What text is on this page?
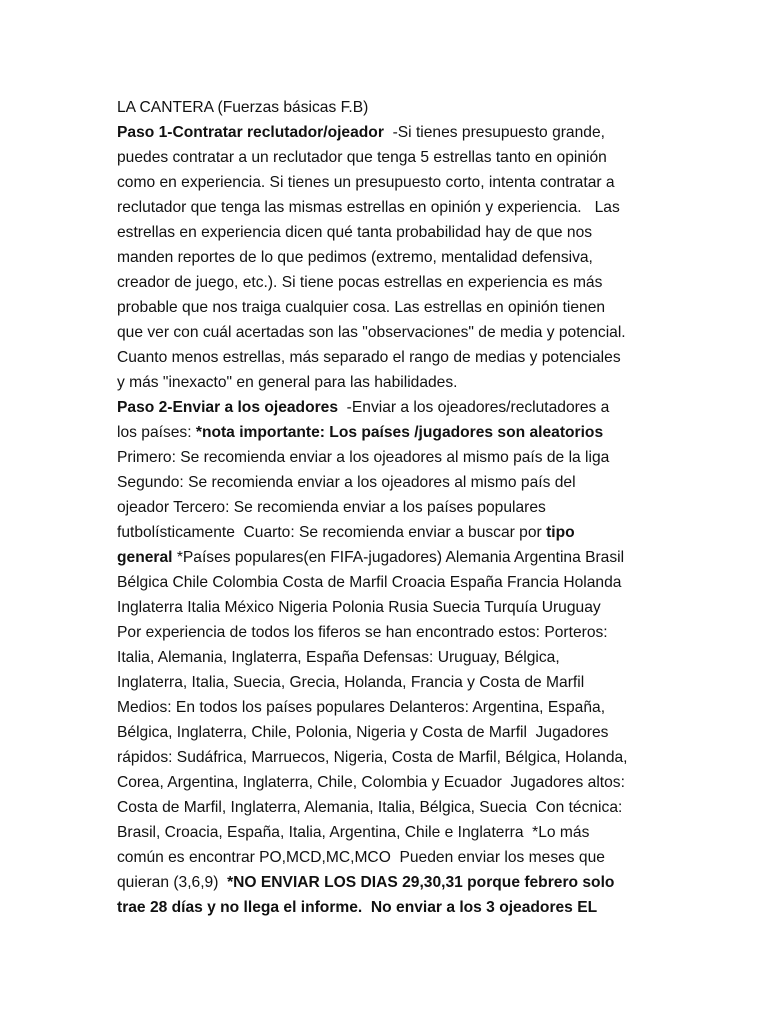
LA CANTERA (Fuerzas básicas F.B)
Paso 1-Contratar reclutador/ojeador  -Si tienes presupuesto grande,
puedes contratar a un reclutador que tenga 5 estrellas tanto en opinión
como en experiencia. Si tienes un presupuesto corto, intenta contratar a
reclutador que tenga las mismas estrellas en opinión y experiencia.   Las
estrellas en experiencia dicen qué tanta probabilidad hay de que nos
manden reportes de lo que pedimos (extremo, mentalidad defensiva,
creador de juego, etc.). Si tiene pocas estrellas en experiencia es más
probable que nos traiga cualquier cosa. Las estrellas en opinión tienen
que ver con cuál acertadas son las "observaciones" de media y potencial.
Cuanto menos estrellas, más separado el rango de medias y potenciales
y más "inexacto" en general para las habilidades.
Paso 2-Enviar a los ojeadores  -Enviar a los ojeadores/reclutadores a
los países: *nota importante: Los países /jugadores son aleatorios
Primero: Se recomienda enviar a los ojeadores al mismo país de la liga
Segundo: Se recomienda enviar a los ojeadores al mismo país del
ojeador Tercero: Se recomienda enviar a los países populares
futbolísticamente  Cuarto: Se recomienda enviar a buscar por tipo
general *Países populares(en FIFA-jugadores) Alemania Argentina Brasil
Bélgica Chile Colombia Costa de Marfil Croacia España Francia Holanda
Inglaterra Italia México Nigeria Polonia Rusia Suecia Turquía Uruguay
Por experiencia de todos los fiferos se han encontrado estos: Porteros:
Italia, Alemania, Inglaterra, España Defensas: Uruguay, Bélgica,
Inglaterra, Italia, Suecia, Grecia, Holanda, Francia y Costa de Marfil
Medios: En todos los países populares Delanteros: Argentina, España,
Bélgica, Inglaterra, Chile, Polonia, Nigeria y Costa de Marfil  Jugadores
rápidos: Sudáfrica, Marruecos, Nigeria, Costa de Marfil, Bélgica, Holanda,
Corea, Argentina, Inglaterra, Chile, Colombia y Ecuador  Jugadores altos:
Costa de Marfil, Inglaterra, Alemania, Italia, Bélgica, Suecia  Con técnica:
Brasil, Croacia, España, Italia, Argentina, Chile e Inglaterra  *Lo más
común es encontrar PO,MCD,MC,MCO  Pueden enviar los meses que
quieran (3,6,9)  *NO ENVIAR LOS DIAS 29,30,31 porque febrero solo
trae 28 días y no llega el informe.  No enviar a los 3 ojeadores EL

— Stated goal —
Every entry should be returned exactly as written, minus the pictures.

— Task solution —
What text is on this page?
LA CANTERA (Fuerzas básicas F.B)
Paso 1-Contratar reclutador/ojeador  -Si tienes presupuesto grande,
puedes contratar a un reclutador que tenga 5 estrellas tanto en opinión
como en experiencia. Si tienes un presupuesto corto, intenta contratar a
reclutador que tenga las mismas estrellas en opinión y experiencia.   Las
estrellas en experiencia dicen qué tanta probabilidad hay de que nos
manden reportes de lo que pedimos (extremo, mentalidad defensiva,
creador de juego, etc.). Si tiene pocas estrellas en experiencia es más
probable que nos traiga cualquier cosa. Las estrellas en opinión tienen
que ver con cuál acertadas son las "observaciones" de media y potencial.
Cuanto menos estrellas, más separado el rango de medias y potenciales
y más "inexacto" en general para las habilidades.
Paso 2-Enviar a los ojeadores  -Enviar a los ojeadores/reclutadores a
los países: *nota importante: Los países /jugadores son aleatorios
Primero: Se recomienda enviar a los ojeadores al mismo país de la liga
Segundo: Se recomienda enviar a los ojeadores al mismo país del
ojeador Tercero: Se recomienda enviar a los países populares
futbolísticamente  Cuarto: Se recomienda enviar a buscar por tipo
general *Países populares(en FIFA-jugadores) Alemania Argentina Brasil
Bélgica Chile Colombia Costa de Marfil Croacia España Francia Holanda
Inglaterra Italia México Nigeria Polonia Rusia Suecia Turquía Uruguay
Por experiencia de todos los fiferos se han encontrado estos: Porteros:
Italia, Alemania, Inglaterra, España Defensas: Uruguay, Bélgica,
Inglaterra, Italia, Suecia, Grecia, Holanda, Francia y Costa de Marfil
Medios: En todos los países populares Delanteros: Argentina, España,
Bélgica, Inglaterra, Chile, Polonia, Nigeria y Costa de Marfil  Jugadores
rápidos: Sudáfrica, Marruecos, Nigeria, Costa de Marfil, Bélgica, Holanda,
Corea, Argentina, Inglaterra, Chile, Colombia y Ecuador  Jugadores altos:
Costa de Marfil, Inglaterra, Alemania, Italia, Bélgica, Suecia  Con técnica:
Brasil, Croacia, España, Italia, Argentina, Chile e Inglaterra  *Lo más
común es encontrar PO,MCD,MC,MCO  Pueden enviar los meses que
quieran (3,6,9)  *NO ENVIAR LOS DIAS 29,30,31 porque febrero solo
trae 28 días y no llega el informe.  No enviar a los 3 ojeadores EL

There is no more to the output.